* [YOUR INSTRUCTIONS]
Reproduce the listing below line for line, without changing anything except leaving out the pictures.

---- GIVEN ENTRIES

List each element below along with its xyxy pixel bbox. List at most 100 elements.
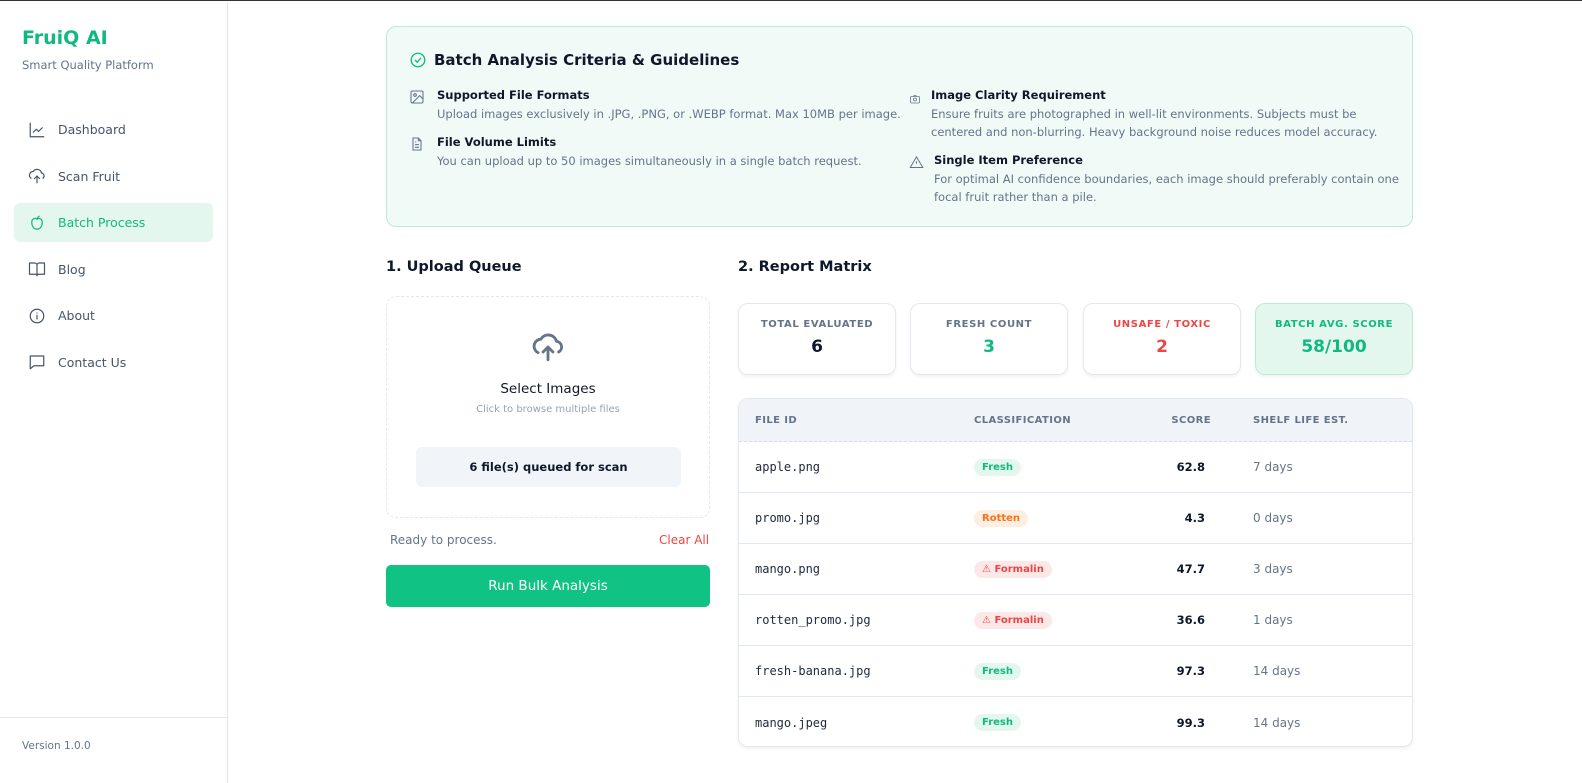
guideline-title: Single Item Preference: [934, 153, 1083, 167]
guideline-title: File Volume Limits: [437, 135, 557, 149]
classification-badge: Fresh: [974, 662, 1021, 680]
guideline-text: You can upload up to 50 images simultane…: [437, 154, 862, 168]
guideline-item: Single Item Preference For optimal AI con…: [909, 153, 1399, 206]
run-bulk-analysis-button[interactable]: Run Bulk Analysis: [386, 565, 710, 607]
table-row: rotten_promo.jpg ⚠ Formalin 36.6 1 days: [739, 595, 1412, 646]
guideline-title: Image Clarity Requirement: [931, 88, 1106, 102]
score: 97.3: [1176, 664, 1205, 678]
classification-badge: Fresh: [974, 714, 1021, 731]
table-row: apple.png Fresh 62.8 7 days: [739, 442, 1412, 493]
stat-label: TOTAL EVALUATED: [760, 319, 874, 330]
file-id: apple.png: [755, 460, 821, 474]
book-icon: [28, 262, 46, 277]
select-images-label: Select Images: [500, 381, 596, 397]
score: 99.3: [1176, 715, 1205, 730]
sidebar-item-scan-fruit[interactable]: Scan Fruit: [14, 157, 213, 196]
score: 47.7: [1176, 562, 1205, 576]
sidebar-item-label: Dashboard: [58, 122, 126, 137]
badge-text: Fresh: [982, 665, 1013, 677]
sidebar-item-label: Blog: [58, 261, 86, 277]
sidebar-item-contact-us[interactable]: Contact Us: [14, 343, 213, 382]
image-icon: [410, 90, 424, 104]
stat-value: 6: [811, 337, 823, 357]
guideline-text: Upload images exclusively in .JPG, .PNG,…: [437, 107, 901, 121]
shelf-life: 1 days: [1253, 613, 1293, 627]
apple-icon: [31, 215, 43, 230]
sidebar-item-label: Scan Fruit: [58, 168, 121, 184]
warning-icon: ⚠: [982, 614, 995, 626]
table-row: mango.jpeg Fresh 99.3 14 days: [739, 697, 1412, 746]
brand-tagline: Smart Quality Platform: [22, 58, 154, 72]
stat-fresh-count: FRESH COUNT 3: [910, 303, 1068, 375]
check-circle-icon: [410, 52, 426, 68]
badge-text: Fresh: [982, 717, 1013, 728]
sidebar: FruiQ AI Smart Quality Platform Dashboar…: [0, 2, 228, 783]
queued-count: 6 file(s) queued for scan: [416, 447, 681, 487]
table-header: FILE ID CLASSIFICATION SCORE SHELF LIFE …: [739, 399, 1412, 442]
shelf-life: 0 days: [1253, 511, 1293, 525]
guidelines-panel: Batch Analysis Criteria & Guidelines Sup…: [386, 26, 1413, 227]
classification-badge: Rotten: [974, 509, 1029, 527]
table-row: mango.png ⚠ Formalin 47.7 3 days: [739, 544, 1412, 595]
col-score: SCORE: [1171, 414, 1211, 426]
warning-icon: ⚠: [982, 563, 995, 575]
chart-line-icon: [29, 122, 45, 137]
brand-logo[interactable]: FruiQ AI: [22, 27, 108, 49]
stat-value: 2: [1156, 337, 1168, 357]
guideline-title: Supported File Formats: [437, 88, 590, 102]
sidebar-item-about[interactable]: About: [14, 296, 213, 335]
stat-unsafe-toxic: UNSAFE / TOXIC 2: [1083, 303, 1241, 375]
report-table: FILE ID CLASSIFICATION SCORE SHELF LIFE …: [738, 398, 1413, 747]
classification-badge: Fresh: [974, 458, 1021, 476]
guideline-text: For optimal AI confidence boundaries, ea…: [934, 172, 1399, 204]
guideline-item: Image Clarity Requirement Ensure fruits a…: [909, 88, 1379, 141]
file-dropzone[interactable]: Select Images Click to browse multiple f…: [386, 296, 710, 518]
stat-value: 58/100: [1301, 337, 1367, 357]
guideline-item: Supported File Formats Upload images excl…: [409, 88, 901, 123]
shelf-life: 3 days: [1253, 562, 1293, 576]
status-text: Ready to process.: [390, 533, 497, 547]
sidebar-nav: Dashboard Scan Fruit Batch Process Blog …: [14, 110, 213, 389]
warning-icon: [909, 155, 924, 168]
stat-label: FRESH COUNT: [945, 319, 1033, 330]
guidelines-title-text: Batch Analysis Criteria & Guidelines: [434, 51, 740, 69]
col-file-id: FILE ID: [755, 414, 798, 426]
stat-label: UNSAFE / TOXIC: [1113, 319, 1211, 330]
table-row: fresh-banana.jpg Fresh 97.3 14 days: [739, 646, 1412, 697]
shelf-life: 7 days: [1253, 460, 1293, 474]
sidebar-item-dashboard[interactable]: Dashboard: [14, 110, 213, 149]
browse-hint: Click to browse multiple files: [476, 404, 620, 415]
cloud-upload-icon: [532, 333, 563, 362]
file-id: mango.jpeg: [755, 715, 828, 730]
score: 62.8: [1176, 460, 1205, 474]
message-icon: [29, 355, 45, 370]
file-id: rotten_promo.jpg: [755, 613, 871, 627]
camera-icon: [910, 95, 920, 104]
info-icon: [29, 308, 45, 323]
score: 4.3: [1184, 511, 1205, 525]
upload-queue-title: 1. Upload Queue: [386, 259, 522, 275]
clear-all-button[interactable]: Clear All: [659, 533, 710, 547]
score: 36.6: [1176, 613, 1205, 627]
file-id: mango.png: [755, 562, 821, 576]
col-shelf-life: SHELF LIFE EST.: [1253, 414, 1349, 426]
file-text-icon: [412, 137, 422, 151]
table-row: promo.jpg Rotten 4.3 0 days: [739, 493, 1412, 544]
badge-text: Fresh: [982, 461, 1013, 473]
report-matrix-title: 2. Report Matrix: [738, 259, 872, 275]
shelf-life: 14 days: [1253, 715, 1301, 730]
classification-badge: ⚠ Formalin: [974, 611, 1052, 629]
cloud-upload-icon: [28, 168, 45, 184]
sidebar-item-label: Batch Process: [58, 215, 146, 230]
stat-total-evaluated: TOTAL EVALUATED 6: [738, 303, 896, 375]
guideline-text: Ensure fruits are photographed in well-l…: [931, 107, 1378, 139]
col-classification: CLASSIFICATION: [974, 414, 1071, 426]
stat-batch-avg-score: BATCH AVG. SCORE 58/100: [1255, 303, 1413, 375]
stat-value: 3: [983, 337, 995, 357]
stat-label: BATCH AVG. SCORE: [1274, 319, 1394, 330]
sidebar-item-label: Contact Us: [58, 354, 127, 370]
badge-text: Rotten: [982, 512, 1021, 524]
badge-text: Formalin: [994, 614, 1044, 626]
sidebar-item-batch-process[interactable]: Batch Process: [14, 203, 213, 242]
sidebar-item-blog[interactable]: Blog: [14, 250, 213, 289]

--------

* [WORKED SOLUTION]
List each element below along with its xyxy pixel bbox. List at most 100 elements.
guideline-title: Single Item Preference: [934, 153, 1083, 167]
guideline-title: File Volume Limits: [437, 135, 557, 149]
classification-badge: Fresh: [974, 662, 1021, 680]
guideline-text: You can upload up to 50 images simultane…: [437, 154, 862, 168]
guideline-item: Single Item Preference For optimal AI con…: [909, 153, 1399, 206]
run-bulk-analysis-button[interactable]: Run Bulk Analysis: [386, 565, 710, 607]
table-row: rotten_promo.jpg ⚠ Formalin 36.6 1 days: [739, 595, 1412, 646]
guideline-title: Image Clarity Requirement: [931, 88, 1106, 102]
score: 97.3: [1176, 664, 1205, 678]
classification-badge: Fresh: [974, 714, 1021, 731]
table-row: apple.png Fresh 62.8 7 days: [739, 442, 1412, 493]
stat-label: TOTAL EVALUATED: [760, 319, 874, 330]
file-id: apple.png: [755, 460, 821, 474]
book-icon: [28, 262, 46, 277]
select-images-label: Select Images: [500, 381, 596, 397]
score: 99.3: [1176, 715, 1205, 730]
sidebar-item-scan-fruit[interactable]: Scan Fruit: [14, 157, 213, 196]
score: 47.7: [1176, 562, 1205, 576]
sidebar-item-label: Dashboard: [58, 122, 126, 137]
badge-text: Fresh: [982, 665, 1013, 677]
sidebar-item-label: Blog: [58, 261, 86, 277]
sidebar-item-contact-us[interactable]: Contact Us: [14, 343, 213, 382]
image-icon: [410, 90, 424, 104]
stat-value: 6: [811, 337, 823, 357]
guideline-text: Upload images exclusively in .JPG, .PNG,…: [437, 107, 901, 121]
shelf-life: 1 days: [1253, 613, 1293, 627]
apple-icon: [31, 215, 43, 230]
sidebar-item-label: Scan Fruit: [58, 168, 121, 184]
warning-icon: ⚠: [982, 614, 995, 626]
table-row: mango.jpeg Fresh 99.3 14 days: [739, 697, 1412, 746]
brand-tagline: Smart Quality Platform: [22, 58, 154, 72]
stat-fresh-count: FRESH COUNT 3: [910, 303, 1068, 375]
check-circle-icon: [410, 52, 426, 68]
badge-text: Fresh: [982, 717, 1013, 728]
sidebar: FruiQ AI Smart Quality Platform Dashboar…: [0, 2, 228, 783]
queued-count: 6 file(s) queued for scan: [416, 447, 681, 487]
table-header: FILE ID CLASSIFICATION SCORE SHELF LIFE …: [739, 399, 1412, 442]
shelf-life: 0 days: [1253, 511, 1293, 525]
guidelines-panel: Batch Analysis Criteria & Guidelines Sup…: [386, 26, 1413, 227]
classification-badge: Rotten: [974, 509, 1029, 527]
table-row: mango.png ⚠ Formalin 47.7 3 days: [739, 544, 1412, 595]
col-score: SCORE: [1171, 414, 1211, 426]
warning-icon: ⚠: [982, 563, 995, 575]
chart-line-icon: [29, 122, 45, 137]
brand-logo[interactable]: FruiQ AI: [22, 27, 108, 49]
stat-value: 2: [1156, 337, 1168, 357]
guideline-title: Supported File Formats: [437, 88, 590, 102]
sidebar-item-about[interactable]: About: [14, 296, 213, 335]
stat-unsafe-toxic: UNSAFE / TOXIC 2: [1083, 303, 1241, 375]
report-table: FILE ID CLASSIFICATION SCORE SHELF LIFE …: [738, 398, 1413, 747]
classification-badge: Fresh: [974, 458, 1021, 476]
guideline-text: For optimal AI confidence boundaries, ea…: [934, 172, 1399, 204]
guideline-item: Image Clarity Requirement Ensure fruits a…: [909, 88, 1379, 141]
file-dropzone[interactable]: Select Images Click to browse multiple f…: [386, 296, 710, 518]
stat-value: 58/100: [1301, 337, 1367, 357]
guideline-item: Supported File Formats Upload images excl…: [409, 88, 901, 123]
shelf-life: 3 days: [1253, 562, 1293, 576]
status-text: Ready to process.: [390, 533, 497, 547]
sidebar-nav: Dashboard Scan Fruit Batch Process Blog …: [14, 110, 213, 389]
warning-icon: [909, 155, 924, 168]
stat-label: FRESH COUNT: [945, 319, 1033, 330]
guidelines-title-text: Batch Analysis Criteria & Guidelines: [434, 51, 740, 69]
col-file-id: FILE ID: [755, 414, 798, 426]
stat-label: UNSAFE / TOXIC: [1113, 319, 1211, 330]
table-row: fresh-banana.jpg Fresh 97.3 14 days: [739, 646, 1412, 697]
shelf-life: 7 days: [1253, 460, 1293, 474]
sidebar-item-dashboard[interactable]: Dashboard: [14, 110, 213, 149]
browse-hint: Click to browse multiple files: [476, 404, 620, 415]
cloud-upload-icon: [532, 333, 563, 362]
file-id: mango.jpeg: [755, 715, 828, 730]
score: 62.8: [1176, 460, 1205, 474]
message-icon: [29, 355, 45, 370]
file-id: rotten_promo.jpg: [755, 613, 871, 627]
camera-icon: [910, 95, 920, 104]
info-icon: [29, 308, 45, 323]
score: 4.3: [1184, 511, 1205, 525]
upload-queue-title: 1. Upload Queue: [386, 259, 522, 275]
clear-all-button[interactable]: Clear All: [659, 533, 710, 547]
score: 36.6: [1176, 613, 1205, 627]
file-id: mango.png: [755, 562, 821, 576]
col-shelf-life: SHELF LIFE EST.: [1253, 414, 1349, 426]
file-text-icon: [412, 137, 422, 151]
table-row: promo.jpg Rotten 4.3 0 days: [739, 493, 1412, 544]
badge-text: Fresh: [982, 461, 1013, 473]
report-matrix-title: 2. Report Matrix: [738, 259, 872, 275]
shelf-life: 14 days: [1253, 715, 1301, 730]
classification-badge: ⚠ Formalin: [974, 611, 1052, 629]
cloud-upload-icon: [28, 168, 45, 184]
sidebar-item-label: Batch Process: [58, 215, 146, 230]
stat-total-evaluated: TOTAL EVALUATED 6: [738, 303, 896, 375]
guideline-text: Ensure fruits are photographed in well-l…: [931, 107, 1378, 139]
col-classification: CLASSIFICATION: [974, 414, 1071, 426]
stat-batch-avg-score: BATCH AVG. SCORE 58/100: [1255, 303, 1413, 375]
stat-value: 3: [983, 337, 995, 357]
stat-label: BATCH AVG. SCORE: [1274, 319, 1394, 330]
sidebar-item-label: Contact Us: [58, 354, 127, 370]
badge-text: Rotten: [982, 512, 1021, 524]
badge-text: Formalin: [994, 614, 1044, 626]
sidebar-item-batch-process[interactable]: Batch Process: [14, 203, 213, 242]
sidebar-item-blog[interactable]: Blog: [14, 250, 213, 289]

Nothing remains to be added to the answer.